▶ Job
Your task is to copy every line of the entries that contains "Pilmapres".
## BEGIN Records to process
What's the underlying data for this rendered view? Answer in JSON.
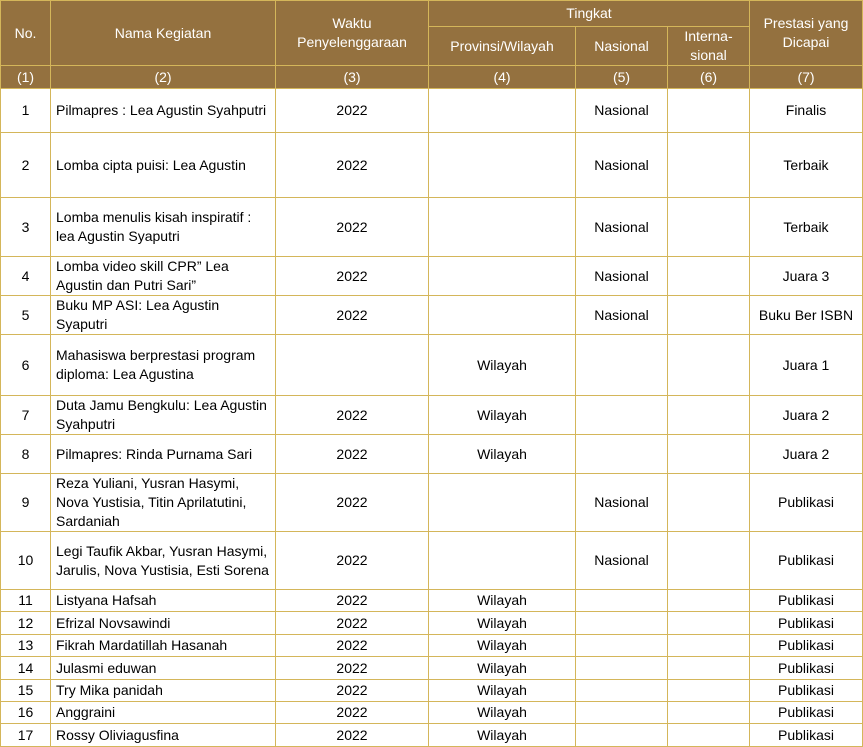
{
  "table": {
    "header": {
      "no": "No.",
      "nama": "Nama Kegiatan",
      "waktu": "Waktu Penyelenggaraan",
      "tingkat": "Tingkat",
      "provinsi": "Provinsi/Wilayah",
      "nasional": "Nasional",
      "internasional": "Interna-sional",
      "prestasi": "Prestasi yang Dicapai"
    },
    "numbers": [
      "(1)",
      "(2)",
      "(3)",
      "(4)",
      "(5)",
      "(6)",
      "(7)"
    ],
    "rows": [
      [
        "1",
        "Pilmapres : Lea Agustin Syahputri",
        "2022",
        null,
        "Nasional",
        null,
        "Finalis"
      ],
      [
        "2",
        "Lomba cipta puisi: Lea Agustin",
        "2022",
        null,
        "Nasional",
        null,
        "Terbaik"
      ],
      [
        "3",
        "Lomba menulis kisah inspiratif : lea Agustin Syaputri",
        "2022",
        null,
        "Nasional",
        null,
        "Terbaik"
      ],
      [
        "4",
        "Lomba video skill CPR” Lea Agustin dan Putri Sari”",
        "2022",
        null,
        "Nasional",
        null,
        "Juara 3"
      ],
      [
        "5",
        "Buku MP ASI: Lea Agustin Syaputri",
        "2022",
        null,
        "Nasional",
        null,
        "Buku Ber ISBN"
      ],
      [
        "6",
        "Mahasiswa berprestasi program diploma: Lea Agustina",
        null,
        "Wilayah",
        null,
        null,
        "Juara 1"
      ],
      [
        "7",
        "Duta Jamu Bengkulu: Lea Agustin Syahputri",
        "2022",
        "Wilayah",
        null,
        null,
        "Juara 2"
      ],
      [
        "8",
        "Pilmapres: Rinda Purnama Sari",
        "2022",
        "Wilayah",
        null,
        null,
        "Juara 2"
      ],
      [
        "9",
        "Reza Yuliani, Yusran Hasymi, Nova Yustisia, Titin Aprilatutini, Sardaniah",
        "2022",
        null,
        "Nasional",
        null,
        "Publikasi"
      ],
      [
        "10",
        "Legi Taufik Akbar, Yusran Hasymi, Jarulis, Nova Yustisia, Esti Sorena",
        "2022",
        null,
        "Nasional",
        null,
        "Publikasi"
      ],
      [
        "11",
        "Listyana Hafsah",
        "2022",
        "Wilayah",
        null,
        null,
        "Publikasi"
      ],
      [
        "12",
        "Efrizal Novsawindi",
        "2022",
        "Wilayah",
        null,
        null,
        "Publikasi"
      ],
      [
        "13",
        "Fikrah Mardatillah Hasanah",
        "2022",
        "Wilayah",
        null,
        null,
        "Publikasi"
      ],
      [
        "14",
        "Julasmi eduwan",
        "2022",
        "Wilayah",
        null,
        null,
        "Publikasi"
      ],
      [
        "15",
        "Try Mika panidah",
        "2022",
        "Wilayah",
        null,
        null,
        "Publikasi"
      ],
      [
        "16",
        "Anggraini",
        "2022",
        "Wilayah",
        null,
        null,
        "Publikasi"
      ],
      [
        "17",
        "Rossy Oliviagusfina",
        "2022",
        "Wilayah",
        null,
        null,
        "Publikasi"
      ]
    ]
  }
}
## END Records to process
▶ Final result
        "Pilmapres : Lea Agustin Syahputri",
        "Pilmapres: Rinda Purnama Sari",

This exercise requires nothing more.